### What you will do
Look for the string "Pailly" in every line, and copy each line that has it.

### Available data
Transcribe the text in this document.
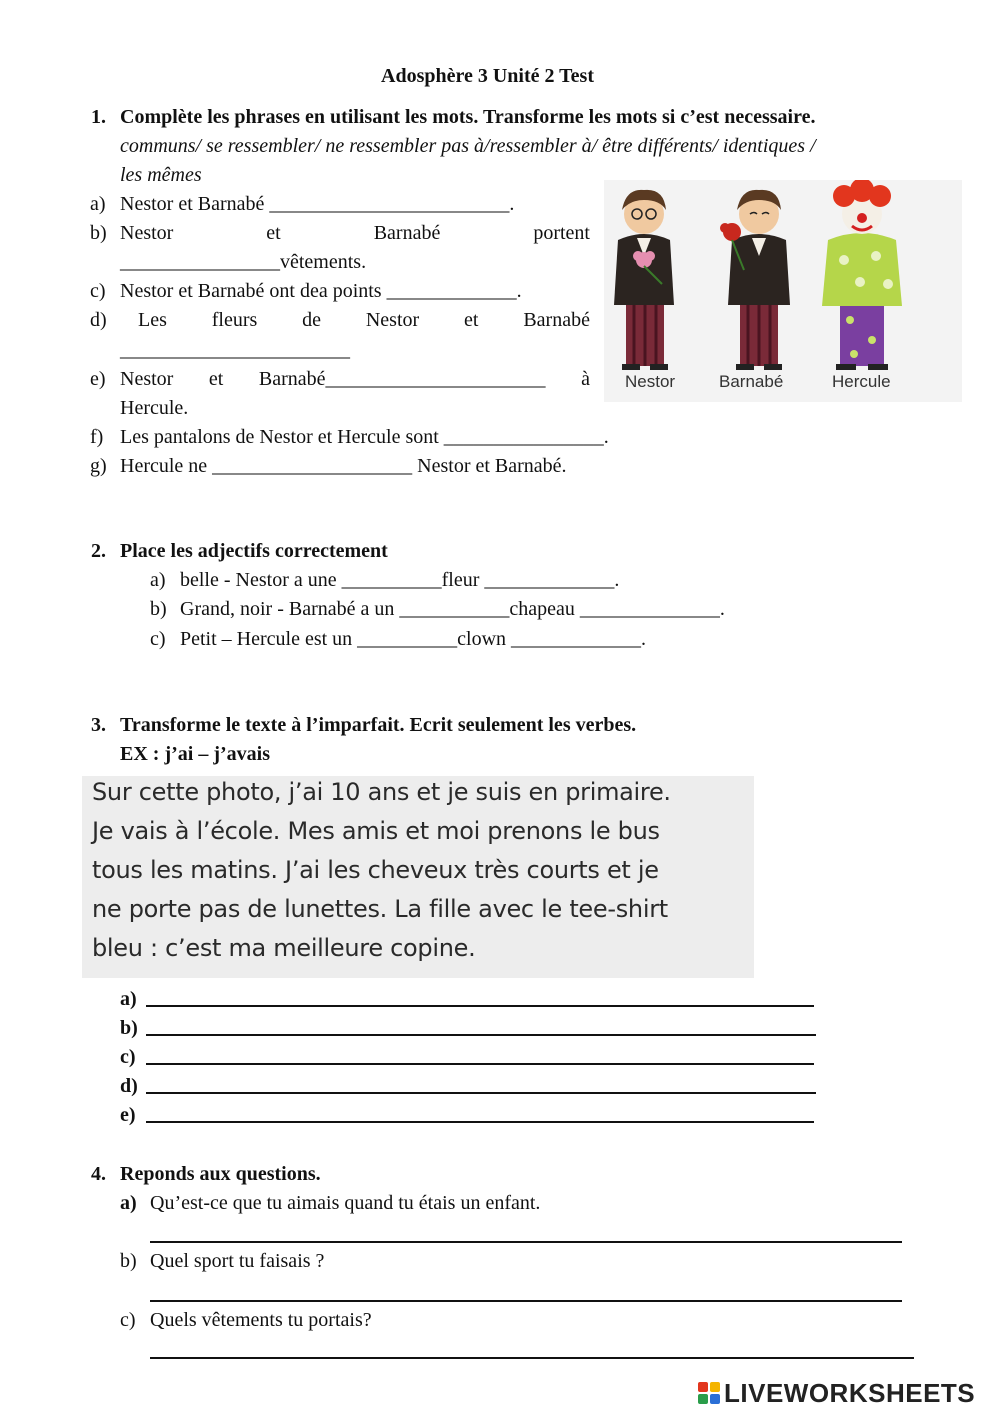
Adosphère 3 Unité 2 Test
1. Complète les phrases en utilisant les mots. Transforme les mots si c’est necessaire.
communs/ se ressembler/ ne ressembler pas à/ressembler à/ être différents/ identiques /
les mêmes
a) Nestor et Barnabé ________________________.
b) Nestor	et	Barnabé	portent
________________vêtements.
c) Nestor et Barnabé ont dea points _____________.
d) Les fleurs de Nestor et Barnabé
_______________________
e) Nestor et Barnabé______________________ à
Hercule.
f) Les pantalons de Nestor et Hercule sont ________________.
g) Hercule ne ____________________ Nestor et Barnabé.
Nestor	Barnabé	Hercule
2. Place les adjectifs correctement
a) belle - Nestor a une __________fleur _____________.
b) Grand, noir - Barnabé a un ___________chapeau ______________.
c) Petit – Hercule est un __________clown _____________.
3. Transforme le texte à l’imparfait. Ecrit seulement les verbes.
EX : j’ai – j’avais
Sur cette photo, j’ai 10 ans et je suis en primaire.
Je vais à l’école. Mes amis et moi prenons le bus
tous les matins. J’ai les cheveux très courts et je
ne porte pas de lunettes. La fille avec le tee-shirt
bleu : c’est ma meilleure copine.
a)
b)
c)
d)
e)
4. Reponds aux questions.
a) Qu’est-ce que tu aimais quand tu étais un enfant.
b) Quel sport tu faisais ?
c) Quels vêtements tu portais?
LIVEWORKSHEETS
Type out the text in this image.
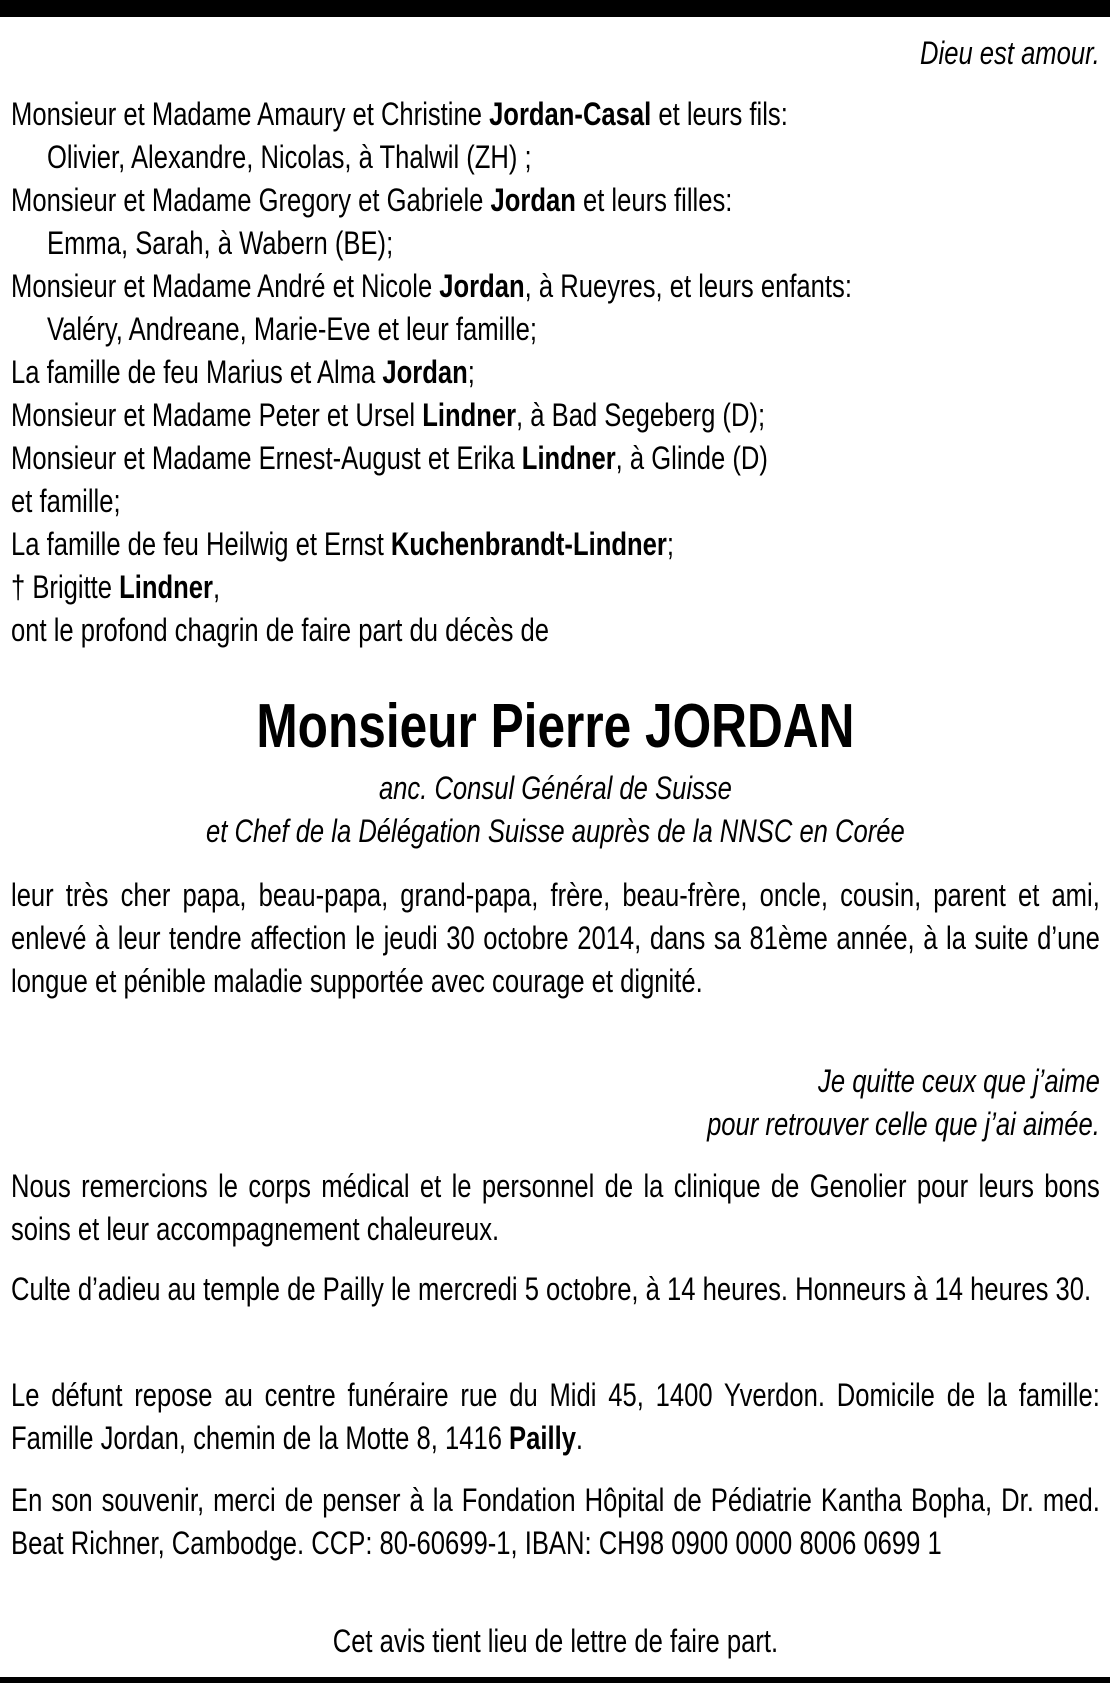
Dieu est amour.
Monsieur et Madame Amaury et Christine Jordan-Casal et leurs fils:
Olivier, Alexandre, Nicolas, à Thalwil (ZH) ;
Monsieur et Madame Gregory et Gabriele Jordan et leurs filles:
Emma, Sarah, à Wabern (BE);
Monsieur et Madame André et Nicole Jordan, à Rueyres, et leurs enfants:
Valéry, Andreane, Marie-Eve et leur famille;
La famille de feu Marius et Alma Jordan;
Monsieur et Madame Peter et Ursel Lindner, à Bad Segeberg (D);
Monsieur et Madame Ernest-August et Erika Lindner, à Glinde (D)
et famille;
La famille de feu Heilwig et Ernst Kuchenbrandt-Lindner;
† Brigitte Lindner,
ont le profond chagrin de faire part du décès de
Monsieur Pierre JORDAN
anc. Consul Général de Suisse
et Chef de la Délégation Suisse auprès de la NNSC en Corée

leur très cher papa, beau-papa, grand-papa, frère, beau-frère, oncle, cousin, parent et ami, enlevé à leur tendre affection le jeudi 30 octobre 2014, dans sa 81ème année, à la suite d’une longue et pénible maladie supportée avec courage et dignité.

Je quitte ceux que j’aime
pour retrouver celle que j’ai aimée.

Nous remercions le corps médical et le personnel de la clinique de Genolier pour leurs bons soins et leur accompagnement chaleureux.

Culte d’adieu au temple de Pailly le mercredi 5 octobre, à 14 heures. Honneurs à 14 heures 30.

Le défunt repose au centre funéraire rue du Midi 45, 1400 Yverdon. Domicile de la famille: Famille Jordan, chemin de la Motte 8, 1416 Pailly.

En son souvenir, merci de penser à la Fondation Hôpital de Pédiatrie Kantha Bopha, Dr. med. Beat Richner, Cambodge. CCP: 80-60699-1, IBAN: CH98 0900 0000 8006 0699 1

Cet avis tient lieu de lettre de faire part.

---

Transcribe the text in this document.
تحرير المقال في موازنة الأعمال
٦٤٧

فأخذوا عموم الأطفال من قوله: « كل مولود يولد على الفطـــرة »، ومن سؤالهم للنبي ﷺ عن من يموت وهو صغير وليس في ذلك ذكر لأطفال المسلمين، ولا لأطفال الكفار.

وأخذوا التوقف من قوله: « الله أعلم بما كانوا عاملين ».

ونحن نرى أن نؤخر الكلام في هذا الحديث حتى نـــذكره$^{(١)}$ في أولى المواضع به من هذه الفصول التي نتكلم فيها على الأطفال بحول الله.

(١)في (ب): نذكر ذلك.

* * *

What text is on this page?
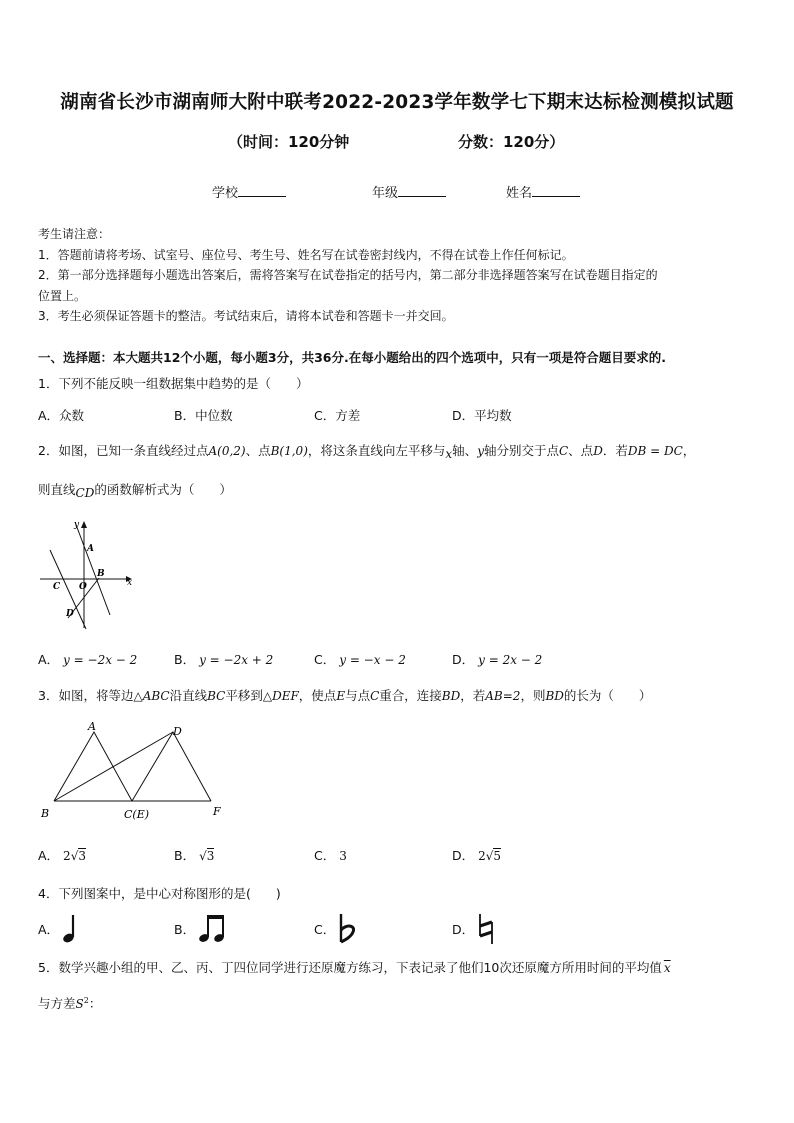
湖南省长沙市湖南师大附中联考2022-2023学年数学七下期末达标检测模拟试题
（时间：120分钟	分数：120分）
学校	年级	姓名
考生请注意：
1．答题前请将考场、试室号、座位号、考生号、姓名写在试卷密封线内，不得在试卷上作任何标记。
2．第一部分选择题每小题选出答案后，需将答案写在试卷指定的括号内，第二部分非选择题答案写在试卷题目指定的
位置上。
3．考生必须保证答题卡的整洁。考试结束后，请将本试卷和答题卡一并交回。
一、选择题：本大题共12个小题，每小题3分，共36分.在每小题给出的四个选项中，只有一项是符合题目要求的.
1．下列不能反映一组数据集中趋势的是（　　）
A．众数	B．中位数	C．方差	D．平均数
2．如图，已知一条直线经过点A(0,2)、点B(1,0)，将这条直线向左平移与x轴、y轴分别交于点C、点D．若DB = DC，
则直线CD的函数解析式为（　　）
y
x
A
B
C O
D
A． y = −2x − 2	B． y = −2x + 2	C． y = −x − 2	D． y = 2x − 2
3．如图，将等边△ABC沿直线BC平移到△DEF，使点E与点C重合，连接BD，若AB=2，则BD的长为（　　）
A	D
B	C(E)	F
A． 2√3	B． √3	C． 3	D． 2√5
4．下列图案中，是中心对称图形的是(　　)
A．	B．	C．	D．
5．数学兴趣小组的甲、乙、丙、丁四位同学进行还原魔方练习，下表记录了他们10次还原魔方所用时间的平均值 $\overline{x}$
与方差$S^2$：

### Worked solution
Culte d’adieu au temple de Pailly le mercredi 5 octobre, à 14 heures. Honneurs à 14 heures 30.
Le défunt repose au centre funéraire rue du Midi 45, 1400 Yverdon. Domicile de la famille: Famille Jordan, chemin de la Motte 8, 1416 Pailly.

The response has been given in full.